- [PROBLEM REQUIREMENTS]
Copy every line in the records below that contains the word "commodo".

--- Begin SUPPLIED ENTRIES ---

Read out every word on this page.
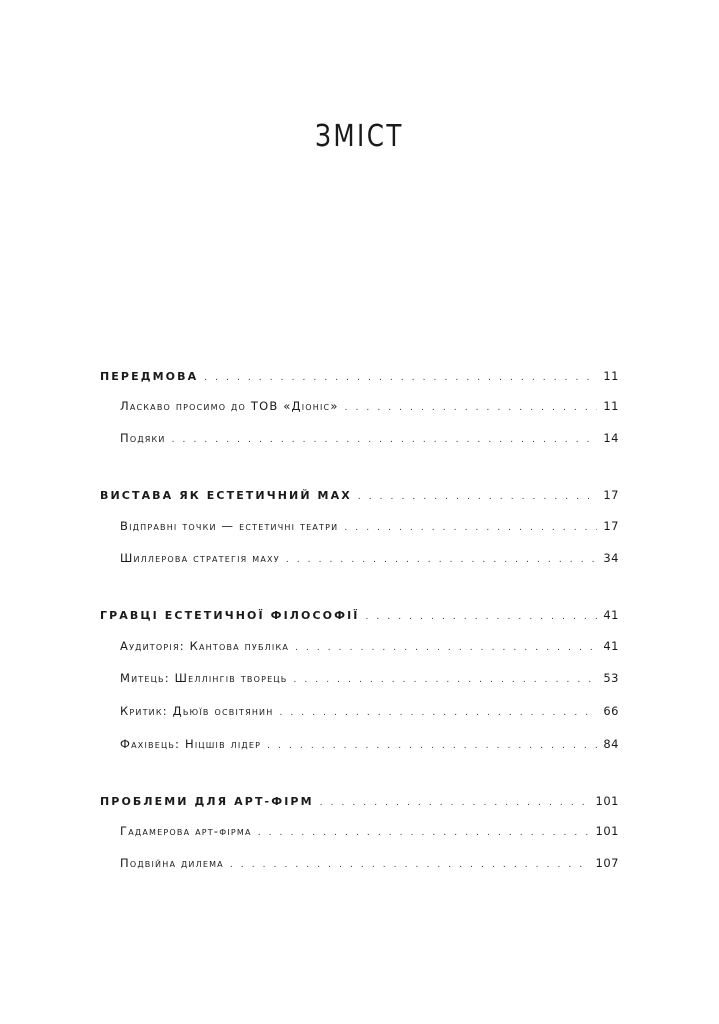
ЗМІСТ
ПЕРЕДМОВА . . .	11
Ласкаво просимо до ТОВ «Діоніс» . . .	11
Подяки . . .	14
ВИСТАВА ЯК ЕСТЕТИЧНИЙ МАХ . . .	17
Відправні точки — естетичні театри . . .	17
Шиллерова стратегія маху . . .	34
ГРАВЦІ ЕСТЕТИЧНОЇ ФІЛОСОФІЇ . . .	41
Аудиторія: Кантова публіка . . .	41
Митець: Шеллінгів творець . . .	53
Критик: Дьюїв освітянин . . .	66
Фахівець: Ніцшів лідер . . .	84
ПРОБЛЕМИ ДЛЯ АРТ-ФІРМ . . .	101
Гадамерова арт-фірма . . .	101
Подвійна дилема . . .	107
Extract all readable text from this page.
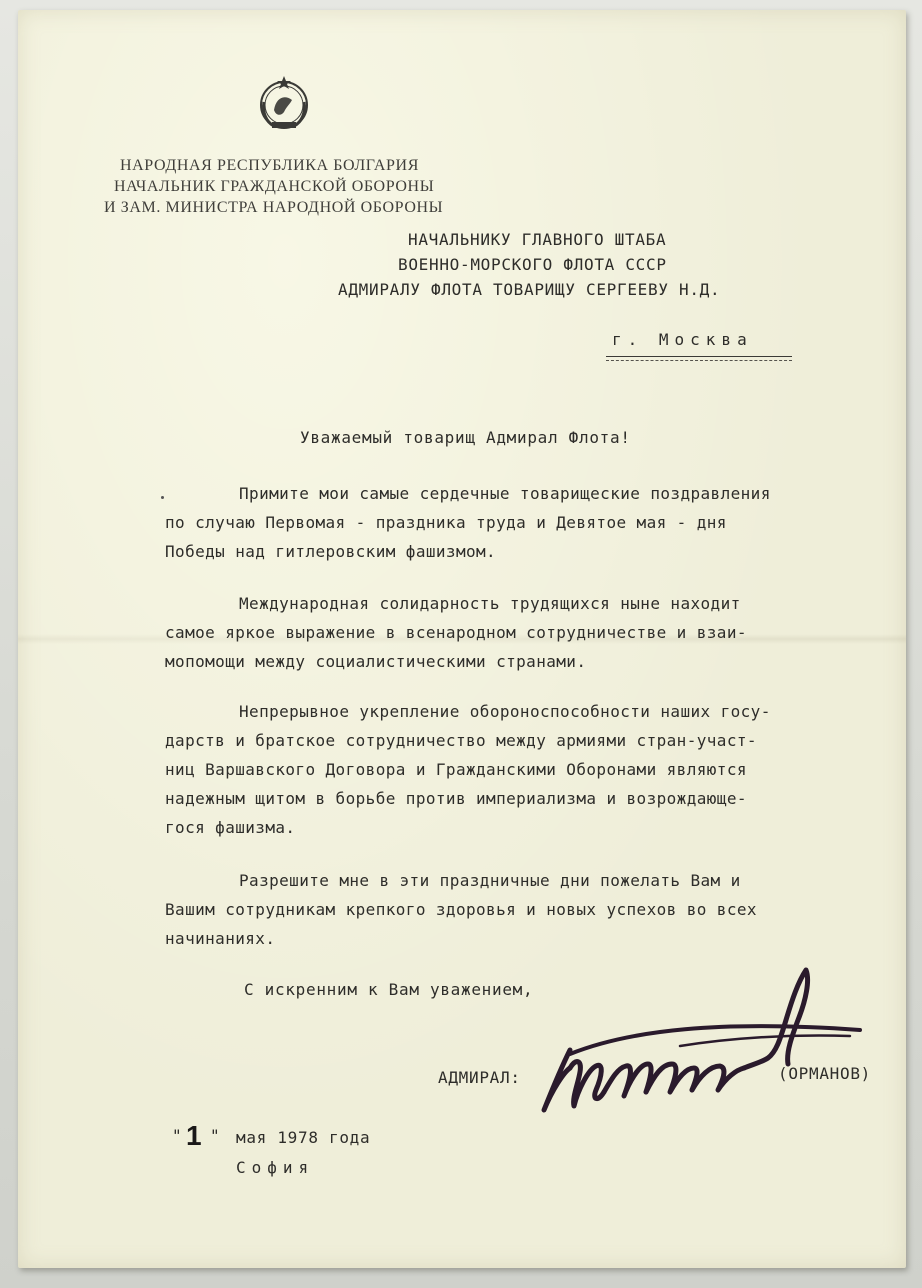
НАРОДНАЯ РЕСПУБЛИКА БОЛГАРИЯ
НАЧАЛЬНИК ГРАЖДАНСКОЙ ОБОРОНЫ
И ЗАМ. МИНИСТРА НАРОДНОЙ ОБОРОНЫ
НАЧАЛЬНИКУ ГЛАВНОГО ШТАБА
ВОЕННО-МОРСКОГО ФЛОТА СССР
АДМИРАЛУ ФЛОТА ТОВАРИЩУ СЕРГЕЕВУ Н.Д.
г. Москва
Уважаемый товарищ Адмирал Флота!
Примите мои самые сердечные товарищеские поздравления
по случаю Первомая - праздника труда и Девятое мая - дня
Победы над гитлеровским фашизмом.
Международная солидарность трудящихся ныне находит
самое яркое выражение в всенародном сотрудничестве и взаи-
мопомощи между социалистическими странами.
Непрерывное укрепление обороноспособности наших госу-
дарств и братское сотрудничество между армиями стран-участ-
ниц Варшавского Договора и Гражданскими Оборонами являются
надежным щитом в борьбе против империализма и возрождающе-
гося фашизма.
Разрешите мне в эти праздничные дни пожелать Вам и
Вашим сотрудникам крепкого здоровья и новых успехов во всех
начинаниях.
С искренним к Вам уважением,
АДМИРАЛ:	(ОРМАНОВ)
" 1 " мая 1978 года
София
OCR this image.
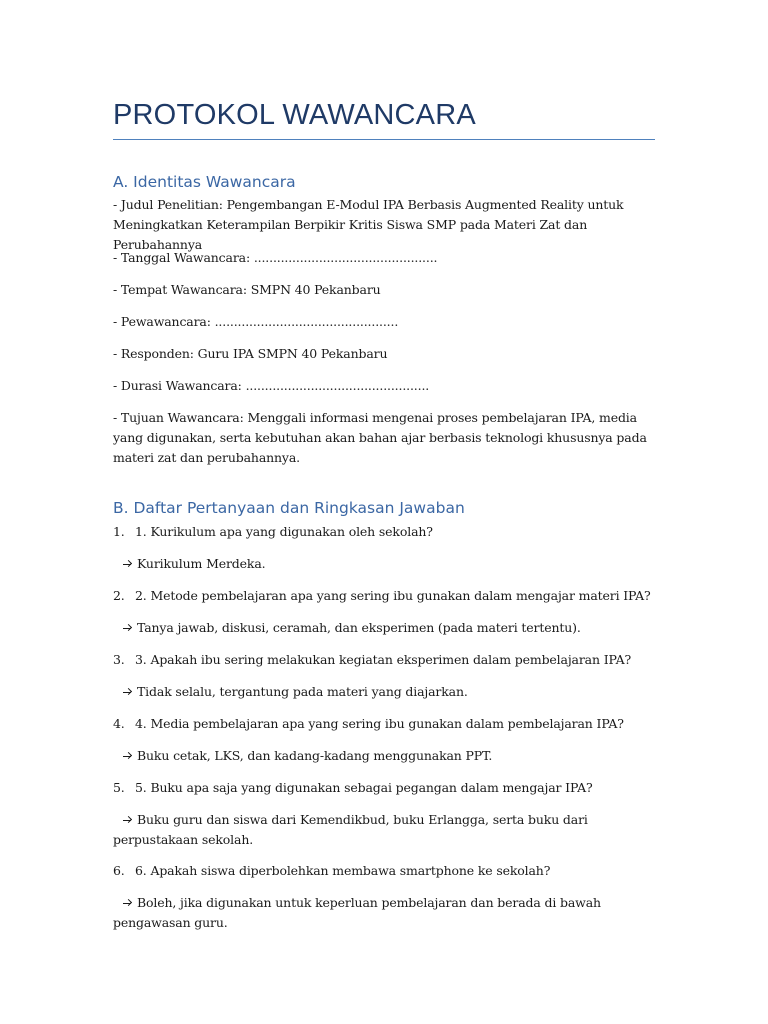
PROTOKOL WAWANCARA
A. Identitas Wawancara

- Judul Penelitian: Pengembangan E-Modul IPA Berbasis Augmented Reality untuk Meningkatkan Keterampilan Berpikir Kritis Siswa SMP pada Materi Zat dan Perubahannya

- Tanggal Wawancara: ................................................

- Tempat Wawancara: SMPN 40 Pekanbaru

- Pewawancara: ................................................

- Responden: Guru IPA SMPN 40 Pekanbaru

- Durasi Wawancara: ................................................

- Tujuan Wawancara: Menggali informasi mengenai proses pembelajaran IPA, media yang digunakan, serta kebutuhan akan bahan ajar berbasis teknologi khususnya pada materi zat dan perubahannya.

B. Daftar Pertanyaan dan Ringkasan Jawaban
1. 1. Kurikulum apa yang digunakan oleh sekolah?

Kurikulum Merdeka.

2. 2. Metode pembelajaran apa yang sering ibu gunakan dalam mengajar materi IPA?

Tanya jawab, diskusi, ceramah, dan eksperimen (pada materi tertentu).

3. 3. Apakah ibu sering melakukan kegiatan eksperimen dalam pembelajaran IPA?

Tidak selalu, tergantung pada materi yang diajarkan.

4. 4. Media pembelajaran apa yang sering ibu gunakan dalam pembelajaran IPA?

Buku cetak, LKS, dan kadang-kadang menggunakan PPT.

5. 5. Buku apa saja yang digunakan sebagai pegangan dalam mengajar IPA?

Buku guru dan siswa dari Kemendikbud, buku Erlangga, serta buku dari perpustakaan sekolah.

6. 6. Apakah siswa diperbolehkan membawa smartphone ke sekolah?

Boleh, jika digunakan untuk keperluan pembelajaran dan berada di bawah pengawasan guru.
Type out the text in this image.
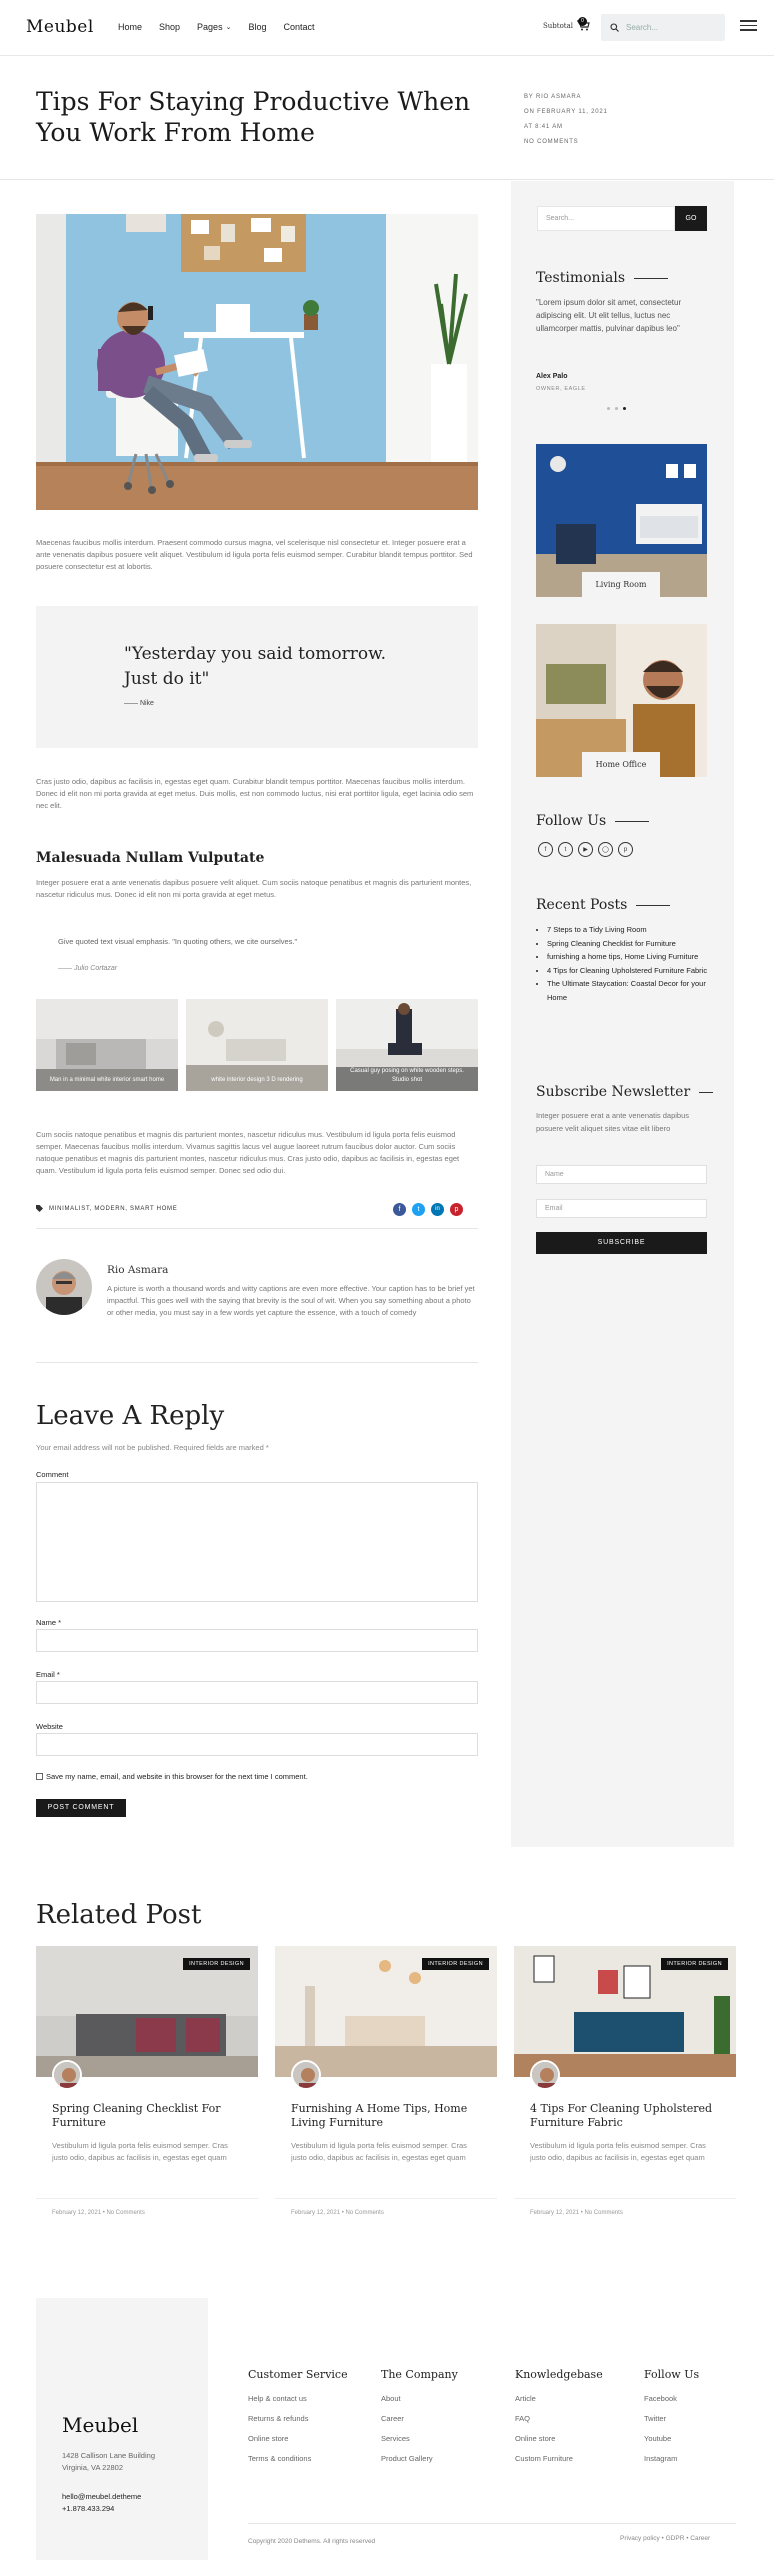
Meubel	Home Shop Pages ⌄ Blog Contact	Subtotal
0
Search...
Tips For Staying Productive When You Work From Home
BY RIO ASMARA
ON FEBRUARY 11, 2021
AT 8:41 AM
NO COMMENTS

Maecenas faucibus mollis interdum. Praesent commodo cursus magna, vel scelerisque nisl consectetur et. Integer posuere erat a ante venenatis dapibus posuere velit aliquet. Vestibulum id ligula porta felis euismod semper. Curabitur blandit tempus porttitor. Sed posuere consectetur est at lobortis.

"Yesterday you said tomorrow. Just do it"
—— Nike

Cras justo odio, dapibus ac facilisis in, egestas eget quam. Curabitur blandit tempus porttitor. Maecenas faucibus mollis interdum. Donec id elit non mi porta gravida at eget metus. Duis mollis, est non commodo luctus, nisi erat porttitor ligula, eget lacinia odio sem nec elit.

Malesuada Nullam Vulputate

Integer posuere erat a ante venenatis dapibus posuere velit aliquet. Cum sociis natoque penatibus et magnis dis parturient montes, nascetur ridiculus mus. Donec id elit non mi porta gravida at eget metus.

Give quoted text visual emphasis. "In quoting others, we cite ourselves."
—— Julio Cortazar
Man in a minimal white interior smart home	white interior design 3 D rendering
Casual guy posing on white wooden steps. Studio shot

Cum sociis natoque penatibus et magnis dis parturient montes, nascetur ridiculus mus. Vestibulum id ligula porta felis euismod semper. Maecenas faucibus mollis interdum. Vivamus sagittis lacus vel augue laoreet rutrum faucibus dolor auctor. Cum sociis natoque penatibus et magnis dis parturient montes, nascetur ridiculus mus. Cras justo odio, dapibus ac facilisis in, egestas eget quam. Vestibulum id ligula porta felis euismod semper. Donec sed odio dui.

MINIMALIST, MODERN, SMART HOME	f	t	in	p
Rio Asmara

A picture is worth a thousand words and witty captions are even more effective. Your caption has to be brief yet impactful. This goes well with the saying that brevity is the soul of wit. When you say something about a photo or other media, you must say in a few words yet capture the essence, with a touch of comedy

Leave A Reply
Your email address will not be published. Required fields are marked *
Comment
Name *
Email *
Website
Save my name, email, and website in this browser for the next time I comment.
POST COMMENT
Search...	GO
Testimonials
"Lorem ipsum dolor sit amet, consectetur adipiscing elit. Ut elit tellus, luctus nec ullamcorper mattis, pulvinar dapibus leo"
Alex Palo
OWNER, EAGLE
Living Room
Home Office
Follow Us
f	t	▶	◯	p
Recent Posts
• 7 Steps to a Tidy Living Room
• Spring Cleaning Checklist for Furniture
• furnishing a home tips, Home Living Furniture
• 4 Tips for Cleaning Upholstered Furniture Fabric
• The Ultimate Staycation: Coastal Decor for your Home
Subscribe Newsletter
Integer posuere erat a ante venenatis dapibus posuere velit aliquet sites vitae elit libero
Name
Email
SUBSCRIBE
Related Post
INTERIOR DESIGN
Spring Cleaning Checklist For Furniture
Vestibulum id ligula porta felis euismod semper. Cras justo odio, dapibus ac facilisis in, egestas eget quam
February 12, 2021 • No Comments
INTERIOR DESIGN
Furnishing A Home Tips, Home Living Furniture
Vestibulum id ligula porta felis euismod semper. Cras justo odio, dapibus ac facilisis in, egestas eget quam
February 12, 2021 • No Comments
INTERIOR DESIGN
4 Tips For Cleaning Upholstered Furniture Fabric
Vestibulum id ligula porta felis euismod semper. Cras justo odio, dapibus ac facilisis in, egestas eget quam
February 12, 2021 • No Comments
Meubel
1428 Callison Lane Building
Virginia, VA 22802
hello@meubel.dethemе
+1.878.433.294
Customer Service
Help & contact us
Returns & refunds
Online store
Terms & conditions
The Company
About
Career
Services
Product Gallery
Knowledgebase
Article
FAQ
Online store
Custom Furniture
Follow Us
Facebook
Twitter
Youtube
Instagram
Copyright 2020 Dethems. All rights reserved	Privacy policy • GDPR • Career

--- End SUPPLIED ENTRIES ---

- [SOLUTION TO THIS TASK]
Maecenas faucibus mollis interdum. Praesent commodo cursus magna, vel scelerisque nisl consectetur et. Integer posuere erat a ante venenatis dapibus posuere velit aliquet. Vestibulum id ligula porta felis euismod semper. Curabitur blandit tempus porttitor. Sed posuere consectetur est at lobortis.
Cras justo odio, dapibus ac facilisis in, egestas eget quam. Curabitur blandit tempus porttitor. Maecenas faucibus mollis interdum. Donec id elit non mi porta gravida at eget metus. Duis mollis, est non commodo luctus, nisi erat porttitor ligula, eget lacinia odio sem nec elit.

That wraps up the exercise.